Repeat the material below exactly, with no pictures.

** BEGIN Supplied records **

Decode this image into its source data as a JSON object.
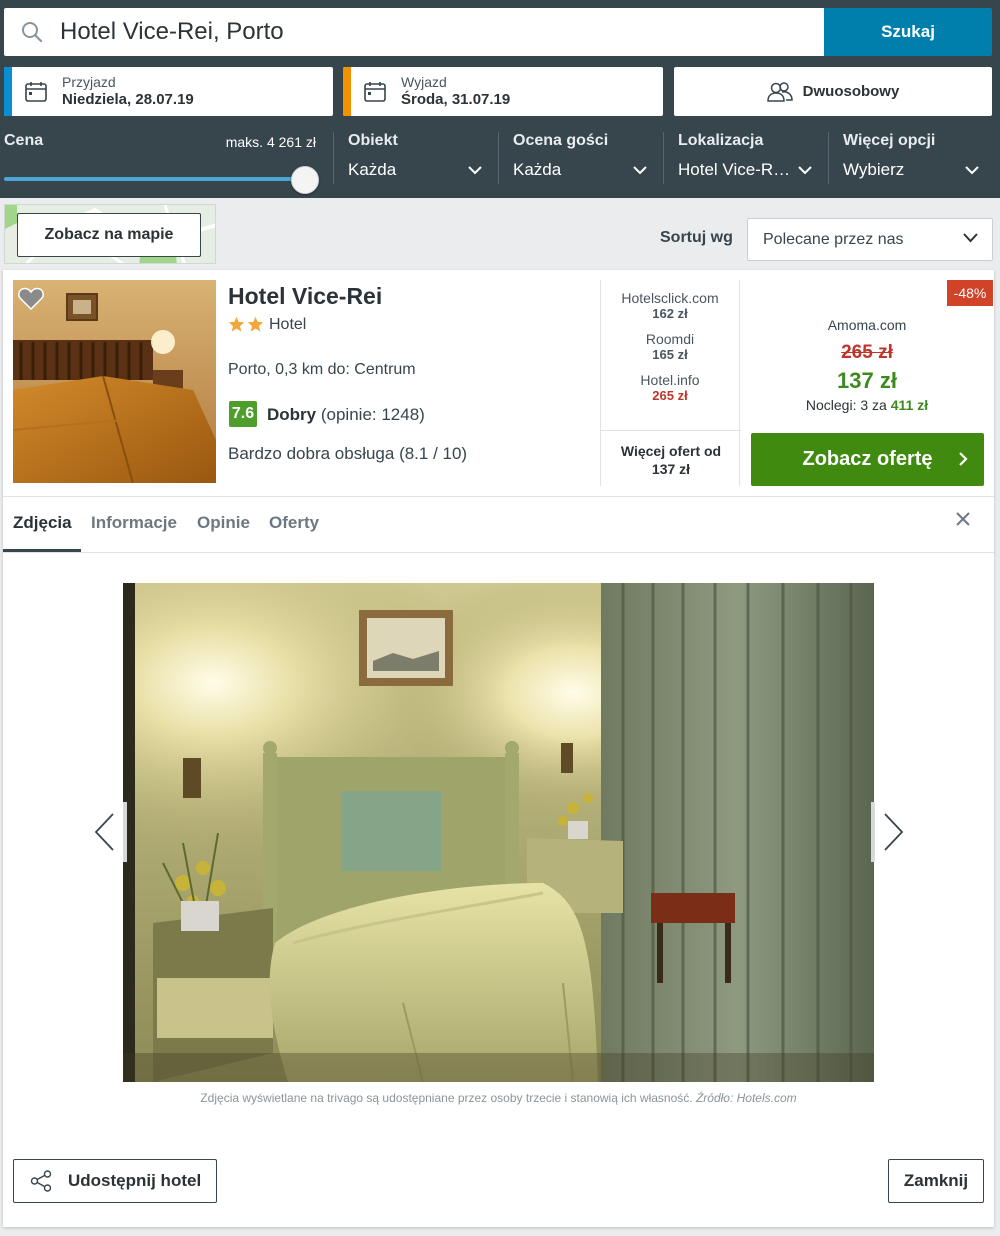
{
  "search": {
    "query": "Hotel Vice-Rei, Porto",
    "button": "Szukaj",
    "icon": "search-icon"
  },
  "dates": {
    "checkin_label": "Przyjazd",
    "checkin_value": "Niedziela, 28.07.19",
    "checkin_color": "#0a8fd0",
    "checkout_label": "Wyjazd",
    "checkout_value": "Środa, 31.07.19",
    "checkout_color": "#f39200"
  },
  "room": {
    "label": "Dwuosobowy",
    "icon": "guests-icon"
  },
  "filters": {
    "price_label": "Cena",
    "price_max": "maks. 4 261 zł",
    "price_slider_fraction": 1.0,
    "items": [
      {
        "label": "Obiekt",
        "value": "Każda"
      },
      {
        "label": "Ocena gości",
        "value": "Każda"
      },
      {
        "label": "Lokalizacja",
        "value": "Hotel Vice-R…"
      },
      {
        "label": "Więcej opcji",
        "value": "Wybierz"
      }
    ]
  },
  "map": {
    "button": "Zobacz na mapie"
  },
  "sort": {
    "label": "Sortuj wg",
    "value": "Polecane przez nas"
  },
  "hotel": {
    "name": "Hotel Vice-Rei",
    "stars": 2,
    "type": "Hotel",
    "location": "Porto, 0,3 km do: Centrum",
    "rating": "7.6",
    "rating_word": "Dobry",
    "rating_count": "(opinie: 1248)",
    "sub_rating": "Bardzo dobra obsługa (8.1 / 10)"
  },
  "offers": [
    {
      "site": "Hotelsclick.com",
      "price": "162 zł"
    },
    {
      "site": "Roomdi",
      "price": "165 zł"
    },
    {
      "site": "Hotel.info",
      "price": "265 zł"
    }
  ],
  "more_offers": {
    "line1": "Więcej ofert od",
    "line2": "137 zł"
  },
  "best_deal": {
    "discount": "-48%",
    "site": "Amoma.com",
    "old_price": "265 zł",
    "new_price": "137 zł",
    "nights_prefix": "Noclegi: 3 za",
    "nights_total": "411 zł",
    "cta": "Zobacz ofertę"
  },
  "tabs": [
    {
      "label": "Zdjęcia",
      "active": true
    },
    {
      "label": "Informacje",
      "active": false
    },
    {
      "label": "Opinie",
      "active": false
    },
    {
      "label": "Oferty",
      "active": false
    }
  ],
  "gallery": {
    "credit_text": "Zdjęcia wyświetlane na trivago są udostępniane przez osoby trzecie i stanowią ich własność.",
    "credit_source": "Źródło: Hotels.com"
  },
  "footer": {
    "share": "Udostępnij hotel",
    "close": "Zamknij"
  },
  "colors": {
    "header_bg": "#37454d",
    "search_button": "#007fad",
    "rating_green": "#4f9e2c",
    "cta_green": "#3f8a0f",
    "discount_red": "#d14328"
  }
}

** END Supplied records **

Output for this exercise:
Decode this image into its source data as a JSON object.
{
  "search": {
    "query": "Hotel Vice-Rei, Porto",
    "button": "Szukaj",
    "icon": "search-icon"
  },
  "dates": {
    "checkin_label": "Przyjazd",
    "checkin_value": "Niedziela, 28.07.19",
    "checkin_color": "#0a8fd0",
    "checkout_label": "Wyjazd",
    "checkout_value": "Środa, 31.07.19",
    "checkout_color": "#f39200"
  },
  "room": {
    "label": "Dwuosobowy",
    "icon": "guests-icon"
  },
  "filters": {
    "price_label": "Cena",
    "price_max": "maks. 4 261 zł",
    "price_slider_fraction": 1.0,
    "items": [
      {
        "label": "Obiekt",
        "value": "Każda"
      },
      {
        "label": "Ocena gości",
        "value": "Każda"
      },
      {
        "label": "Lokalizacja",
        "value": "Hotel Vice-R…"
      },
      {
        "label": "Więcej opcji",
        "value": "Wybierz"
      }
    ]
  },
  "map": {
    "button": "Zobacz na mapie"
  },
  "sort": {
    "label": "Sortuj wg",
    "value": "Polecane przez nas"
  },
  "hotel": {
    "name": "Hotel Vice-Rei",
    "stars": 2,
    "type": "Hotel",
    "location": "Porto, 0,3 km do: Centrum",
    "rating": "7.6",
    "rating_word": "Dobry",
    "rating_count": "(opinie: 1248)",
    "sub_rating": "Bardzo dobra obsługa (8.1 / 10)"
  },
  "offers": [
    {
      "site": "Hotelsclick.com",
      "price": "162 zł"
    },
    {
      "site": "Roomdi",
      "price": "165 zł"
    },
    {
      "site": "Hotel.info",
      "price": "265 zł"
    }
  ],
  "more_offers": {
    "line1": "Więcej ofert od",
    "line2": "137 zł"
  },
  "best_deal": {
    "discount": "-48%",
    "site": "Amoma.com",
    "old_price": "265 zł",
    "new_price": "137 zł",
    "nights_prefix": "Noclegi: 3 za",
    "nights_total": "411 zł",
    "cta": "Zobacz ofertę"
  },
  "tabs": [
    {
      "label": "Zdjęcia",
      "active": true
    },
    {
      "label": "Informacje",
      "active": false
    },
    {
      "label": "Opinie",
      "active": false
    },
    {
      "label": "Oferty",
      "active": false
    }
  ],
  "gallery": {
    "credit_text": "Zdjęcia wyświetlane na trivago są udostępniane przez osoby trzecie i stanowią ich własność.",
    "credit_source": "Źródło: Hotels.com"
  },
  "footer": {
    "share": "Udostępnij hotel",
    "close": "Zamknij"
  },
  "colors": {
    "header_bg": "#37454d",
    "search_button": "#007fad",
    "rating_green": "#4f9e2c",
    "cta_green": "#3f8a0f",
    "discount_red": "#d14328"
  }
}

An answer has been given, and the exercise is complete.